Transcribe every record that appears below, exactly and in full.

· · ·

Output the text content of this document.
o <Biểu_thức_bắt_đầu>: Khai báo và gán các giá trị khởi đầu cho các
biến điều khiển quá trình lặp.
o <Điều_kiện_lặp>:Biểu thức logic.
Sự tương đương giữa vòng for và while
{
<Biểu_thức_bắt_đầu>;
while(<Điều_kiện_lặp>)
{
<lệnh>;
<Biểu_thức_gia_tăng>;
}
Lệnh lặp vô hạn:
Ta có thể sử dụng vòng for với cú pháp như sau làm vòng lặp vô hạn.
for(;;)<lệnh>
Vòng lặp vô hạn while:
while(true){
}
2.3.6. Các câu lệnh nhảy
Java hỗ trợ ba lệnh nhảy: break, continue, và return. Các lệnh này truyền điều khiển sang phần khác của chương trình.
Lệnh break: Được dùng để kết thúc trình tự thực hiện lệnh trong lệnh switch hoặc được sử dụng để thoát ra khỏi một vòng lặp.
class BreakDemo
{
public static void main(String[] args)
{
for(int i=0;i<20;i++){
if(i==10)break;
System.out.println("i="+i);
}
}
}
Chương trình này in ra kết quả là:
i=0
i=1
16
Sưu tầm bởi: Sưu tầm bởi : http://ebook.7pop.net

· · ·

-- Complete answer --
Output the text content of this document.
o <Biểu_thức_bắt_đầu>: Khai báo và gán các giá trị khởi đầu cho các
biến điều khiển quá trình lặp.
o <Điều_kiện_lặp>:Biểu thức logic.
Sự tương đương giữa vòng for và while
{
<Biểu_thức_bắt_đầu>;
while(<Điều_kiện_lặp>)
{
<lệnh>;
<Biểu_thức_gia_tăng>;
}
Lệnh lặp vô hạn:
Ta có thể sử dụng vòng for với cú pháp như sau làm vòng lặp vô hạn.
for(;;)<lệnh>
Vòng lặp vô hạn while:
while(true){
}
2.3.6. Các câu lệnh nhảy
Java hỗ trợ ba lệnh nhảy: break, continue, và return. Các lệnh này truyền điều khiển sang phần khác của chương trình.
Lệnh break: Được dùng để kết thúc trình tự thực hiện lệnh trong lệnh switch hoặc được sử dụng để thoát ra khỏi một vòng lặp.
class BreakDemo
{
public static void main(String[] args)
{
for(int i=0;i<20;i++){
if(i==10)break;
System.out.println("i="+i);
}
}
}
Chương trình này in ra kết quả là:
i=0
i=1
16
Sưu tầm bởi: Sưu tầm bởi : http://ebook.7pop.net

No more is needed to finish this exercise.